PROBLEM REQUIREMENTS
The lines to be copied run from the one containing "What data populates" to the end of the material below; reproduce them exactly, including both ends, and nothing more.

Data extracted from a collection
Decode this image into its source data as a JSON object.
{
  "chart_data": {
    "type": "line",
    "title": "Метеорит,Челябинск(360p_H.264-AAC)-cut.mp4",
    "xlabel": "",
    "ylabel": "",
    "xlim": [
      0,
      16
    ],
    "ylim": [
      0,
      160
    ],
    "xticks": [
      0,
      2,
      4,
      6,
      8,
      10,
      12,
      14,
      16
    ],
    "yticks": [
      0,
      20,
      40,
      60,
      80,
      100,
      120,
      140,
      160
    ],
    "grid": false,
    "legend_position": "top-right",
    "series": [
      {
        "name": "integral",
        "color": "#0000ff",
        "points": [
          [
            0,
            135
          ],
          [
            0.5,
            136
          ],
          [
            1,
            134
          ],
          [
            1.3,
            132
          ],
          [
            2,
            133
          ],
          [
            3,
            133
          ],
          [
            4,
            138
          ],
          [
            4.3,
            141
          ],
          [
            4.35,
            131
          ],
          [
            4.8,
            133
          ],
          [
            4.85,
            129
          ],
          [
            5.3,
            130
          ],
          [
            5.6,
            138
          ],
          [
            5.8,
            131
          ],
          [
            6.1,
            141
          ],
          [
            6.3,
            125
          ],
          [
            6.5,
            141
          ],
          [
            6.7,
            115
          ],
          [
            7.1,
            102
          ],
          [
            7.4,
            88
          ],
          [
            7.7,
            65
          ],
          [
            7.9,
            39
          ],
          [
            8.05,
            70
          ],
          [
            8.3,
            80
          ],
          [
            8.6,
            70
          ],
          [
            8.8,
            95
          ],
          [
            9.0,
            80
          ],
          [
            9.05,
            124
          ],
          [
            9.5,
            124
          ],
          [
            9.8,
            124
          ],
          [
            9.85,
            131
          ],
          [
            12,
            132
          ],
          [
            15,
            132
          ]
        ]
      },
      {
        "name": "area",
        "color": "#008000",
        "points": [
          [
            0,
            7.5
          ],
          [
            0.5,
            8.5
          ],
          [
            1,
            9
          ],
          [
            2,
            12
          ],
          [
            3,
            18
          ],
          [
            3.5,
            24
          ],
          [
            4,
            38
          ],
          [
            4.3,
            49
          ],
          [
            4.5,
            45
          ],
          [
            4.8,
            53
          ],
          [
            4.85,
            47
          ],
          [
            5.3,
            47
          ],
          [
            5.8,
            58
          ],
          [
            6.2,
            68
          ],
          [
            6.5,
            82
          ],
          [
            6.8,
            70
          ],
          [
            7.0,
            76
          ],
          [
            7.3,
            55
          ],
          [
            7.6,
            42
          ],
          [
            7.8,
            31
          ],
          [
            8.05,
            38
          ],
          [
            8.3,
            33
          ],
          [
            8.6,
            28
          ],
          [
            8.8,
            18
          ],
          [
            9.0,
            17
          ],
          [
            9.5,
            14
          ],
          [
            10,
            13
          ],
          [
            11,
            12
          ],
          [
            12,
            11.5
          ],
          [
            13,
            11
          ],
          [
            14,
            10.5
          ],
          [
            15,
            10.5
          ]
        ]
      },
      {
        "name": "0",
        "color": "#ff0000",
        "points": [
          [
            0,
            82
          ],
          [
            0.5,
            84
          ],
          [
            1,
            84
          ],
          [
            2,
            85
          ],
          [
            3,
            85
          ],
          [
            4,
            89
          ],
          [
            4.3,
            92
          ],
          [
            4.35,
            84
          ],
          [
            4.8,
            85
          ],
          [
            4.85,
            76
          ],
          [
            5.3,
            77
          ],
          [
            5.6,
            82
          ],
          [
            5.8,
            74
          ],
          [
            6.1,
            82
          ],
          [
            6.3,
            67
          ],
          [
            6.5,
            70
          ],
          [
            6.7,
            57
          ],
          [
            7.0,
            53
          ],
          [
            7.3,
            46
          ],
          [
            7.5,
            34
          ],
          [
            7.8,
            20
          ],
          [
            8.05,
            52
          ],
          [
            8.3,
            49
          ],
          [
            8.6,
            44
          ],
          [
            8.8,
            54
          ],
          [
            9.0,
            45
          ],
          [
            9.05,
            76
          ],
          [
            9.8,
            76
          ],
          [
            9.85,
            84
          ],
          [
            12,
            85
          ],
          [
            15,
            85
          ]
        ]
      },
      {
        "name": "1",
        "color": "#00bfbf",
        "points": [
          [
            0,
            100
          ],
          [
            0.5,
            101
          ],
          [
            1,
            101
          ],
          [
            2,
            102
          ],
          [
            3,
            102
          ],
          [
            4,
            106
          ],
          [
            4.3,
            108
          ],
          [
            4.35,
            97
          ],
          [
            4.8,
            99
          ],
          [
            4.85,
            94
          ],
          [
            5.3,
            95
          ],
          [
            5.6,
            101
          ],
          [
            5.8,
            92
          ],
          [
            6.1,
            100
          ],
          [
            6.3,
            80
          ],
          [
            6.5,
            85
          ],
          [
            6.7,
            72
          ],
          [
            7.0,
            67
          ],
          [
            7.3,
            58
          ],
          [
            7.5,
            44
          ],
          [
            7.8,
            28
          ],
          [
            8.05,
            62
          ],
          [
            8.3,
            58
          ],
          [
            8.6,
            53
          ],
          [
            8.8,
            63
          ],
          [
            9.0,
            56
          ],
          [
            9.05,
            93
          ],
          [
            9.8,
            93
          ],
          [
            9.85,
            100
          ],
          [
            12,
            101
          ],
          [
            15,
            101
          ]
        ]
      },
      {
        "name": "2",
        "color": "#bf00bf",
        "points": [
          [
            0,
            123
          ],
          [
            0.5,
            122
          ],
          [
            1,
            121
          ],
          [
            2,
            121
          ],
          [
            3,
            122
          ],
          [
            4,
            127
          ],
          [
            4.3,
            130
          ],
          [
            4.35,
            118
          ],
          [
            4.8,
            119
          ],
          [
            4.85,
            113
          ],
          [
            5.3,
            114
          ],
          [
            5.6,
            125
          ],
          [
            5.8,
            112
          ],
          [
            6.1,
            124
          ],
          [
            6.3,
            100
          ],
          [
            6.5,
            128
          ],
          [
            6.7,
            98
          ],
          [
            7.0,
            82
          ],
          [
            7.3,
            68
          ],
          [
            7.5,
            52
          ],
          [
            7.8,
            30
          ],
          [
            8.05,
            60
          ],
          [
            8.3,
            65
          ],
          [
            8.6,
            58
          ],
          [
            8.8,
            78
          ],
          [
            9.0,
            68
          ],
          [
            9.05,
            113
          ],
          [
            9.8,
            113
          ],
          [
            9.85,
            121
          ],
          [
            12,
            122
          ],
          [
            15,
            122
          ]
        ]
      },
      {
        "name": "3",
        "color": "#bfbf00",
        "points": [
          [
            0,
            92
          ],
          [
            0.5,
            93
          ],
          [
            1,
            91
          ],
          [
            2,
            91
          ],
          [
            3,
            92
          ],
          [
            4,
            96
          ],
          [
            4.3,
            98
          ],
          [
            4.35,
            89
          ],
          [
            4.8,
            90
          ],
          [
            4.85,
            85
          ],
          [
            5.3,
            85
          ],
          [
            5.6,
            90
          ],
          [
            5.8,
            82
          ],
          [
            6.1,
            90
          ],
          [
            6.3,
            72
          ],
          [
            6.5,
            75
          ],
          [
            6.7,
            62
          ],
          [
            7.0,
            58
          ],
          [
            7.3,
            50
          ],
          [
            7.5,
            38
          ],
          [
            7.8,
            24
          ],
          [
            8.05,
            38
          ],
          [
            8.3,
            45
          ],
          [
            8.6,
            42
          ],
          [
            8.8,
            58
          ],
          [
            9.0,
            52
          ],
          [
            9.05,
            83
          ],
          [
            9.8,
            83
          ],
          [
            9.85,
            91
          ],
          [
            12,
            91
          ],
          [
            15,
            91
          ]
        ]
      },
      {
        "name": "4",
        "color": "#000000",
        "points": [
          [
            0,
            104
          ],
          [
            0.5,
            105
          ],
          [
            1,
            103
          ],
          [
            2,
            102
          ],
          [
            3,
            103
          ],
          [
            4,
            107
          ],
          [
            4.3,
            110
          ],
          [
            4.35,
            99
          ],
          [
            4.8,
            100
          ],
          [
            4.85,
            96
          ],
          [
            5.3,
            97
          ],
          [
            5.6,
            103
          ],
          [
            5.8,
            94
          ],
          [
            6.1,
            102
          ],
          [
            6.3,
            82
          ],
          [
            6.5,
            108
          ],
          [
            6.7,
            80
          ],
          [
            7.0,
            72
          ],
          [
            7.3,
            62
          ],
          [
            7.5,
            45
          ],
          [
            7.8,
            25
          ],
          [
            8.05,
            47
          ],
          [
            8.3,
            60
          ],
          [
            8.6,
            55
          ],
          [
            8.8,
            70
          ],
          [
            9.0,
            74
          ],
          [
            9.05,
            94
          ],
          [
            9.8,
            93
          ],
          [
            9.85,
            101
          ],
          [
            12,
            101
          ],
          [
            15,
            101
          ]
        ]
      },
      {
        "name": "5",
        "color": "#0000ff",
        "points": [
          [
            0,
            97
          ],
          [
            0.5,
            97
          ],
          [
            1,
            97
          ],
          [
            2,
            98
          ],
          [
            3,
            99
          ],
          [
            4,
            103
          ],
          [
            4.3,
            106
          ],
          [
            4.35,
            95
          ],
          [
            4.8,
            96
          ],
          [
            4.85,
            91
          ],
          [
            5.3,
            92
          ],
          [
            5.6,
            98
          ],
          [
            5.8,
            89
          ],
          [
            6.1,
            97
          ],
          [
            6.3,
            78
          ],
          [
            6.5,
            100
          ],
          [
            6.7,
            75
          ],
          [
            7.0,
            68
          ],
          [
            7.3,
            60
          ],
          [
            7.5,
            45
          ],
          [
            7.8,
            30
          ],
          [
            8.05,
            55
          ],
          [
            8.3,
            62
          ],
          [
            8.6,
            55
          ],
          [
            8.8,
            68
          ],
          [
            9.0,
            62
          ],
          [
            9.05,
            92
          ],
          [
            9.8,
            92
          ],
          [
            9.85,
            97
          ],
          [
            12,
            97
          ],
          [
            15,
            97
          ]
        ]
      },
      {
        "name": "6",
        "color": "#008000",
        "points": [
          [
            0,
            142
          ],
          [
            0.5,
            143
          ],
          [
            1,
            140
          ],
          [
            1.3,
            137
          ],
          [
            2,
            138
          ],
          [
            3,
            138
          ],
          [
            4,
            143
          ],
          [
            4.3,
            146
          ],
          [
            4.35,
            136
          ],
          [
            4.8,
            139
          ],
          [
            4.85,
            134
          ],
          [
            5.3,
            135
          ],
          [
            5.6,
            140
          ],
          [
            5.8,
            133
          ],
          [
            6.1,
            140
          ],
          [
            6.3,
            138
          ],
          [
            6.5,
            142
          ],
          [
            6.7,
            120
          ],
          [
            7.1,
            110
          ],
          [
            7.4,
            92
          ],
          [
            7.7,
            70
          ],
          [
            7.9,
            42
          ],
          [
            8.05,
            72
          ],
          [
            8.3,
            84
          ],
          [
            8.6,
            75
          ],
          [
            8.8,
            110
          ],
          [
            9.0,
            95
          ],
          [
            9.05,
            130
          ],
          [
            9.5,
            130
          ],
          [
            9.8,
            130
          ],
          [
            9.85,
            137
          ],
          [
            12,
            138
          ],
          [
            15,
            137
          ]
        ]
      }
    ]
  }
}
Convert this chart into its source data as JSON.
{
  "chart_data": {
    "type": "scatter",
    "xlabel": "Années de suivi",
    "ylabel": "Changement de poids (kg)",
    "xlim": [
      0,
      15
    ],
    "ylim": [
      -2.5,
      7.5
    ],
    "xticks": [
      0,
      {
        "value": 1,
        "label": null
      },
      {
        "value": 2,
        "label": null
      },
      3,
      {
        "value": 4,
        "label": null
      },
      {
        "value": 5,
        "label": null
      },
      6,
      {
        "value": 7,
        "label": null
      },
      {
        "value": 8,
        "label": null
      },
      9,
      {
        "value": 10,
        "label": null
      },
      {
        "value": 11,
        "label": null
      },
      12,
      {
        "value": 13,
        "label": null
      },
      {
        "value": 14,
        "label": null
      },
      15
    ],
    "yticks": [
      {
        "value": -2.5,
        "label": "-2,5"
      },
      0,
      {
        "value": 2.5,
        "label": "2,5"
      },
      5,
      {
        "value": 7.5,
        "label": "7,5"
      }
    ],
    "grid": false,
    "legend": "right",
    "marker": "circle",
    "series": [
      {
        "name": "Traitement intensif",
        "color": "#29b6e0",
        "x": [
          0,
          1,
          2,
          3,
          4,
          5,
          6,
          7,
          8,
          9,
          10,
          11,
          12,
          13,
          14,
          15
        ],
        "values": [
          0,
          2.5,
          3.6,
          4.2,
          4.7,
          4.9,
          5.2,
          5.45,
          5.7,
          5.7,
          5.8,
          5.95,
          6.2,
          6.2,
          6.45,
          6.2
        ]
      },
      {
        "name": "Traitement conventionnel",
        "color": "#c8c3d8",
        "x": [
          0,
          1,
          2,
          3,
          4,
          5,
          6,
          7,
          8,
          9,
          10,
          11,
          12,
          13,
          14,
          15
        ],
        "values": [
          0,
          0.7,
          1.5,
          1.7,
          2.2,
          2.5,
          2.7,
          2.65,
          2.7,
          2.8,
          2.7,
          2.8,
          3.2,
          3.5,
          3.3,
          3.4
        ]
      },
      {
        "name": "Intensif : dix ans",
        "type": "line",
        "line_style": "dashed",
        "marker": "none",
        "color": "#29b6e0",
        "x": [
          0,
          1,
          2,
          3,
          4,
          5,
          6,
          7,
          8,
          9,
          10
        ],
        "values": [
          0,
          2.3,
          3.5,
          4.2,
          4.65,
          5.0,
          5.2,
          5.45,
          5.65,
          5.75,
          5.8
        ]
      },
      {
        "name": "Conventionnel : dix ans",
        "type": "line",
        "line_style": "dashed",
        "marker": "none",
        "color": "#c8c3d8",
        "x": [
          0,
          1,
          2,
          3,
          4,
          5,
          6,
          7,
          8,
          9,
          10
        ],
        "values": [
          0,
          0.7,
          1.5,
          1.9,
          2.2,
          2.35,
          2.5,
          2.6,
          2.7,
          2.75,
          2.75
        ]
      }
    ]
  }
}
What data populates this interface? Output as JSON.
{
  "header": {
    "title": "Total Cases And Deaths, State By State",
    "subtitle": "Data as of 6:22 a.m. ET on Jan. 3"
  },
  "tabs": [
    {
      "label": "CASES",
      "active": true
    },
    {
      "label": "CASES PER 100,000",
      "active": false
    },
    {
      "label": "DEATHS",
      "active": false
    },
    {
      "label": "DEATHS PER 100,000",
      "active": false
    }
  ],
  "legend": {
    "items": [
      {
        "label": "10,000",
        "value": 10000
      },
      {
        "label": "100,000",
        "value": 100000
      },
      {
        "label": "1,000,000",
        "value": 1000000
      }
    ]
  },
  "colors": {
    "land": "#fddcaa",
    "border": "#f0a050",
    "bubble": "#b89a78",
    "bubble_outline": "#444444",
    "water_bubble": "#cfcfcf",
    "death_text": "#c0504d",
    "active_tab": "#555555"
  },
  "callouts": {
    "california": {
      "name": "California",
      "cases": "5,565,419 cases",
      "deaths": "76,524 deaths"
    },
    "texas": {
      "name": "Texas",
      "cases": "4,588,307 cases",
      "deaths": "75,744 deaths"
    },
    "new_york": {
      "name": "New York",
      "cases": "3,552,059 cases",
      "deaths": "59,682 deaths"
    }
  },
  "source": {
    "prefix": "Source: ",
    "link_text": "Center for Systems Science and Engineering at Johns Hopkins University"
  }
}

RESULT OF THE EXERCISE
What data populates this interface? Output as JSON.
{
  "header": {
    "title": "Total Cases And Deaths, State By State",
    "subtitle": "Data as of 6:22 a.m. ET on Jan. 3"
  },
  "tabs": [
    {
      "label": "CASES",
      "active": true
    },
    {
      "label": "CASES PER 100,000",
      "active": false
    },
    {
      "label": "DEATHS",
      "active": false
    },
    {
      "label": "DEATHS PER 100,000",
      "active": false
    }
  ],
  "legend": {
    "items": [
      {
        "label": "10,000",
        "value": 10000
      },
      {
        "label": "100,000",
        "value": 100000
      },
      {
        "label": "1,000,000",
        "value": 1000000
      }
    ]
  },
  "colors": {
    "land": "#fddcaa",
    "border": "#f0a050",
    "bubble": "#b89a78",
    "bubble_outline": "#444444",
    "water_bubble": "#cfcfcf",
    "death_text": "#c0504d",
    "active_tab": "#555555"
  },
  "callouts": {
    "california": {
      "name": "California",
      "cases": "5,565,419 cases",
      "deaths": "76,524 deaths"
    },
    "texas": {
      "name": "Texas",
      "cases": "4,588,307 cases",
      "deaths": "75,744 deaths"
    },
    "new_york": {
      "name": "New York",
      "cases": "3,552,059 cases",
      "deaths": "59,682 deaths"
    }
  },
  "source": {
    "prefix": "Source: ",
    "link_text": "Center for Systems Science and Engineering at Johns Hopkins University"
  }
}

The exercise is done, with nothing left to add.